EXERCISE DESCRIPTION » Lay out the lines below as a numbered list, from the line containing "indicator-xtick-label: 1.00: [756, 761, 798, 783]" through the line containing "rpm-xtick-label: 0.00: [120, 1153, 162, 1175]", inclusive, leaving out any blank lines.

Element placement data
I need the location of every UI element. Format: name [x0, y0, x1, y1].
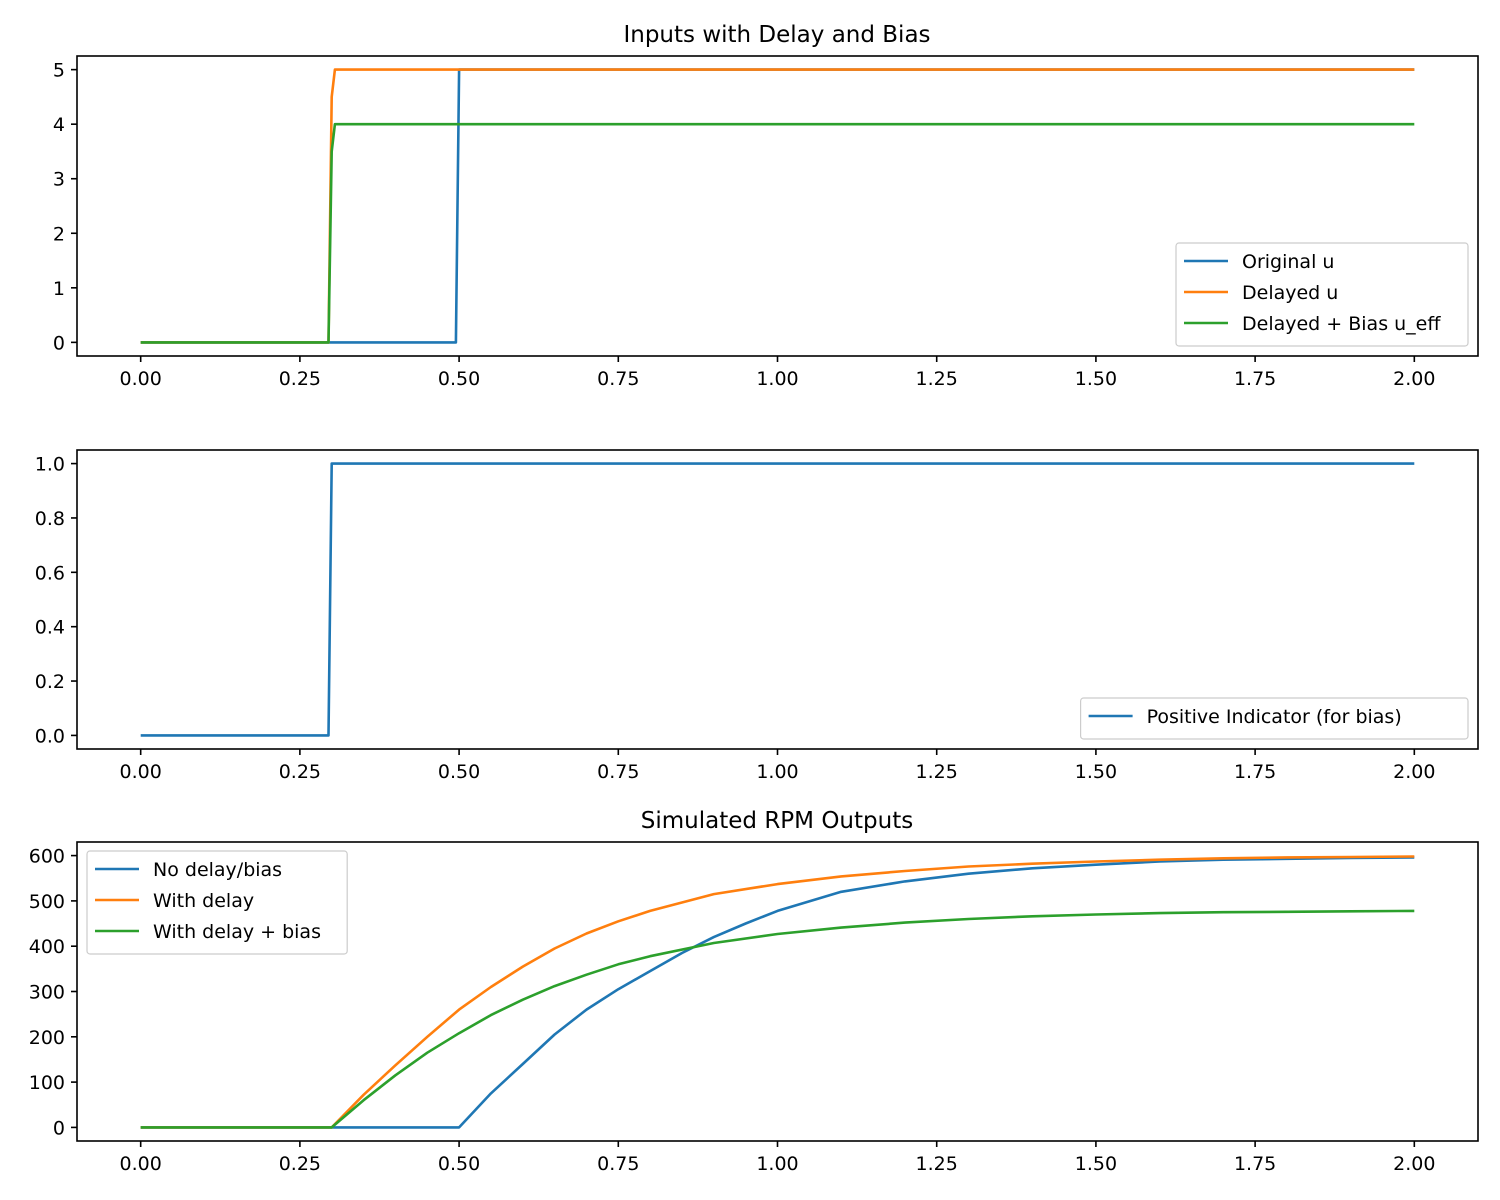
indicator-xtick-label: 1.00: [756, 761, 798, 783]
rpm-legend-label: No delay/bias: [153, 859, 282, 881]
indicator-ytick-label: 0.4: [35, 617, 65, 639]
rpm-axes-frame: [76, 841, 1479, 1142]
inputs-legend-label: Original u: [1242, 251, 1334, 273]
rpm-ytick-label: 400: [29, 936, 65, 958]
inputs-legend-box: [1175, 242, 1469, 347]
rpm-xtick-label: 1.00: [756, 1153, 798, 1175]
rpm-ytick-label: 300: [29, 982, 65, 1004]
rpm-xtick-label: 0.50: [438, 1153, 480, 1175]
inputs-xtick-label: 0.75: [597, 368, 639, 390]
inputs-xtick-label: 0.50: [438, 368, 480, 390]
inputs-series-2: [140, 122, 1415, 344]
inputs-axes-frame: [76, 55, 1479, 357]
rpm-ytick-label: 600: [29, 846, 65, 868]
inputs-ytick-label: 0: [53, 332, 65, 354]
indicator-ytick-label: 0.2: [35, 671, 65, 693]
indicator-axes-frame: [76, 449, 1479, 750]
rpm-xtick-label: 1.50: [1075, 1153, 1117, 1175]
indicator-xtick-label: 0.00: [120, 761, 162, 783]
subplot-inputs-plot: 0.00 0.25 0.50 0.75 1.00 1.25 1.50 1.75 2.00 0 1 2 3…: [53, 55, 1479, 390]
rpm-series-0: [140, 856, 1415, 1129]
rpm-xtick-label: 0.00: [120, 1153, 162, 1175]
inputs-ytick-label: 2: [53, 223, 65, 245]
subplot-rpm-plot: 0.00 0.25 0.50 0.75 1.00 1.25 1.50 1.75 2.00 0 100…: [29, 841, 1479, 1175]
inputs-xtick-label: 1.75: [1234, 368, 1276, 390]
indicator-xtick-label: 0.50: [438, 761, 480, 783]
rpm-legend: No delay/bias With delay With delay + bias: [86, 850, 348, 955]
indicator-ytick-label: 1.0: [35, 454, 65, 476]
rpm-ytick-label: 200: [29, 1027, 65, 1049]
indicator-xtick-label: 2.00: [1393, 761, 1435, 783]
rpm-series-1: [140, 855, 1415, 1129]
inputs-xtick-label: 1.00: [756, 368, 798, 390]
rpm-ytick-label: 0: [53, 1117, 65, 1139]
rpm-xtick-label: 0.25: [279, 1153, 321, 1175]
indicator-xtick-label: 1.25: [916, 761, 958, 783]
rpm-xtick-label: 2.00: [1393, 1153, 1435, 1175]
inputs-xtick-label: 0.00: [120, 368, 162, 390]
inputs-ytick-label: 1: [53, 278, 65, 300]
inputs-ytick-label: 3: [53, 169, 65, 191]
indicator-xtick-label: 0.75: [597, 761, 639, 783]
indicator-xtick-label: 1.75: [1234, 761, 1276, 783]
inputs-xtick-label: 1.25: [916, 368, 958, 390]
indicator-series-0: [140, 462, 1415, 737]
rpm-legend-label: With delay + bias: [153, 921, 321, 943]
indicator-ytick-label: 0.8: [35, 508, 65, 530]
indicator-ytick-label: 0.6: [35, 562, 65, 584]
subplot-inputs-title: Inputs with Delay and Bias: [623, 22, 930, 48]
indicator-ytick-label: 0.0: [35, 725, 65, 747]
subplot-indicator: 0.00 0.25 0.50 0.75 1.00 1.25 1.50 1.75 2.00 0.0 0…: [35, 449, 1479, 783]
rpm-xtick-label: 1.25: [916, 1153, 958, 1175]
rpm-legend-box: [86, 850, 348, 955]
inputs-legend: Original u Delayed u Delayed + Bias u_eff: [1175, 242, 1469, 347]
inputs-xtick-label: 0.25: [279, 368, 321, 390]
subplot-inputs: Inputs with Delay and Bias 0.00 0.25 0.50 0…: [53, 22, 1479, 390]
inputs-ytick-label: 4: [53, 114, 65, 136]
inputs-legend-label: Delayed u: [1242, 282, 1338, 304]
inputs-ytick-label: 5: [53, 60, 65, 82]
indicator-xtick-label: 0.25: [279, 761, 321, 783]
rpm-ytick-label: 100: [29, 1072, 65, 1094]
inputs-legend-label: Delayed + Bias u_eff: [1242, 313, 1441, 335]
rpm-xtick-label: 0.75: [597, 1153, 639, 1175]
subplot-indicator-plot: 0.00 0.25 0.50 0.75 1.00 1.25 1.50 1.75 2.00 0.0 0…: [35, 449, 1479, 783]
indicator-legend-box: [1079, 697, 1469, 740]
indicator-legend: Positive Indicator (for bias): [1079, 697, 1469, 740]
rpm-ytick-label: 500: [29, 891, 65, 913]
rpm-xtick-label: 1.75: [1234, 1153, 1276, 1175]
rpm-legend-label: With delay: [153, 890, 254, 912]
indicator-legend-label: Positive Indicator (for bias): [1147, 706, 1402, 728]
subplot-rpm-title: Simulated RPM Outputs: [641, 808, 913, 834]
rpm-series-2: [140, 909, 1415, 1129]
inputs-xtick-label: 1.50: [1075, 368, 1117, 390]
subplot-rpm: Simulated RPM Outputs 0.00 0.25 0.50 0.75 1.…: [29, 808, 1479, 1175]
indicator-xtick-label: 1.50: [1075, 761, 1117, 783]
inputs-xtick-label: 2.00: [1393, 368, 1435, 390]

==

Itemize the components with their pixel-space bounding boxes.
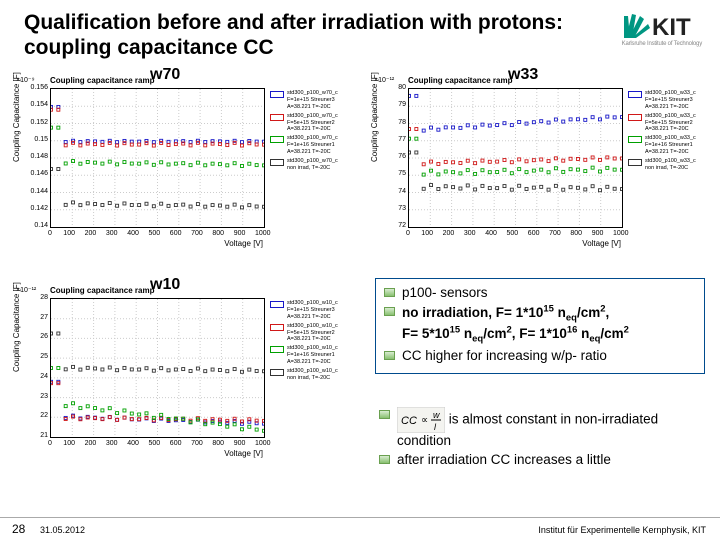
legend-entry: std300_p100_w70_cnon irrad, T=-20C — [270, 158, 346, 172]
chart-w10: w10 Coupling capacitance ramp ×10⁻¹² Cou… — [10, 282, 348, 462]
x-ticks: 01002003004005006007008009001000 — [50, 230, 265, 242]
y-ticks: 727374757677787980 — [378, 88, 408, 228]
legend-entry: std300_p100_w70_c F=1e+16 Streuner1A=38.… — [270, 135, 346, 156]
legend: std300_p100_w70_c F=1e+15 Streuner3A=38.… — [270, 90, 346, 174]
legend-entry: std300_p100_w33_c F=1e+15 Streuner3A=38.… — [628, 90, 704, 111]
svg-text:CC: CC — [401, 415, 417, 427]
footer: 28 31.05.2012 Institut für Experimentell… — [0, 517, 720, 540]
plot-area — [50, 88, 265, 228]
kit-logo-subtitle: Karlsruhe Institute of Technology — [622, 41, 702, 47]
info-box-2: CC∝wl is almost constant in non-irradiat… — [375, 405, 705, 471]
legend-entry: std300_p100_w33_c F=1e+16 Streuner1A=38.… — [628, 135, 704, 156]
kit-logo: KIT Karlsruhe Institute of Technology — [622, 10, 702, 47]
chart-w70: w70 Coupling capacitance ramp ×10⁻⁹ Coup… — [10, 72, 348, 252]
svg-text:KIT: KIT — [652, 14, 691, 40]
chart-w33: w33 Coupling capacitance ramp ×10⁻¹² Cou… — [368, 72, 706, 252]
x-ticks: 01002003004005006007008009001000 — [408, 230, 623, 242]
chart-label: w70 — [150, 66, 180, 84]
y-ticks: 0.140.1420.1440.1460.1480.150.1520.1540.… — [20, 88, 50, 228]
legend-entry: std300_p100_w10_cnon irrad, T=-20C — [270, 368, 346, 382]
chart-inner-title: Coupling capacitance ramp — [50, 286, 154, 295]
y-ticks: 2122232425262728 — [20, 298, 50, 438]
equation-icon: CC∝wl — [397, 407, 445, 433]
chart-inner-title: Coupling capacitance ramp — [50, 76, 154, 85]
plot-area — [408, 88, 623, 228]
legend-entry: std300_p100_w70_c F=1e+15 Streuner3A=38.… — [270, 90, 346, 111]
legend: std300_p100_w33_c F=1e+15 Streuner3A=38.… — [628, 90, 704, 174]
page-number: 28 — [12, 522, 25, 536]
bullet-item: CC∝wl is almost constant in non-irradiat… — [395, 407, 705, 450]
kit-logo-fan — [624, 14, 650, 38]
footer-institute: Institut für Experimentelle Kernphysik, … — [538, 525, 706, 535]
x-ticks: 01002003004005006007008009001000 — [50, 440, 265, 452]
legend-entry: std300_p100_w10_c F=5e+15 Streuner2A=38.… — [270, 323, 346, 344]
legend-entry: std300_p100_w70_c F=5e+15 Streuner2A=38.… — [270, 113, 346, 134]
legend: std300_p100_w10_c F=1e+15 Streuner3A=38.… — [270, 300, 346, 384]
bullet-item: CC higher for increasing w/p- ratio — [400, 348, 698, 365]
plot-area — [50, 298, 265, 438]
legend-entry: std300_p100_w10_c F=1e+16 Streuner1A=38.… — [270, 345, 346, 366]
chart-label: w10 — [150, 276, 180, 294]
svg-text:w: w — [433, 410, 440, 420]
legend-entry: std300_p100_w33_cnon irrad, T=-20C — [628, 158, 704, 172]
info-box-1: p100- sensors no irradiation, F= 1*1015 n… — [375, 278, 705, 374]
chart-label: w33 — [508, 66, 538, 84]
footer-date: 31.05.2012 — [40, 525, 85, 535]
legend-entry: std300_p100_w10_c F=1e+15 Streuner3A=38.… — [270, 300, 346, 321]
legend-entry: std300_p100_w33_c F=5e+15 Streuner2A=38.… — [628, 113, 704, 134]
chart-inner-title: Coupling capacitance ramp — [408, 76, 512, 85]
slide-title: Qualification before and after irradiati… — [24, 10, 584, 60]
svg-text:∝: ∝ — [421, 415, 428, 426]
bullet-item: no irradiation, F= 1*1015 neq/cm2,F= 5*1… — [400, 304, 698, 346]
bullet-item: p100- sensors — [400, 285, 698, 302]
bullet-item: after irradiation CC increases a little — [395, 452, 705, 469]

FINISHED EXERCISE »
1. indicator-xtick-label: 1.00: [756, 761, 798, 783]
2. rpm-legend-label: No delay/bias: [153, 859, 282, 881]
3. indicator-ytick-label: 0.4: [35, 617, 65, 639]
4. rpm-axes-frame: [76, 841, 1479, 1142]
5. inputs-legend-label: Original u: [1242, 251, 1334, 273]
6. rpm-ytick-label: 400: [29, 936, 65, 958]
7. inputs-legend-box: [1175, 242, 1469, 347]
8. rpm-xtick-label: 1.00: [756, 1153, 798, 1175]
9. rpm-ytick-label: 300: [29, 982, 65, 1004]
10. rpm-xtick-label: 0.50: [438, 1153, 480, 1175]
11. inputs-xtick-label: 0.75: [597, 368, 639, 390]
12. inputs-xtick-label: 0.50: [438, 368, 480, 390]
13. inputs-series-2: [140, 122, 1415, 344]
14. inputs-axes-frame: [76, 55, 1479, 357]
15. rpm-ytick-label: 600: [29, 846, 65, 868]
16. inputs-ytick-label: 0: [53, 332, 65, 354]
17. indicator-ytick-label: 0.2: [35, 671, 65, 693]
18. indicator-axes-frame: [76, 449, 1479, 750]
19. rpm-xtick-label: 1.50: [1075, 1153, 1117, 1175]
20. indicator-xtick-label: 0.00: [120, 761, 162, 783]
21. subplot-inputs-plot: 0.00 0.25 0.50 0.75 1.00 1.25 1.50 1.75 2.00 0 1 2 3…: [53, 55, 1479, 390]
22. rpm-series-0: [140, 856, 1415, 1129]
23. rpm-xtick-label: 0.00: [120, 1153, 162, 1175]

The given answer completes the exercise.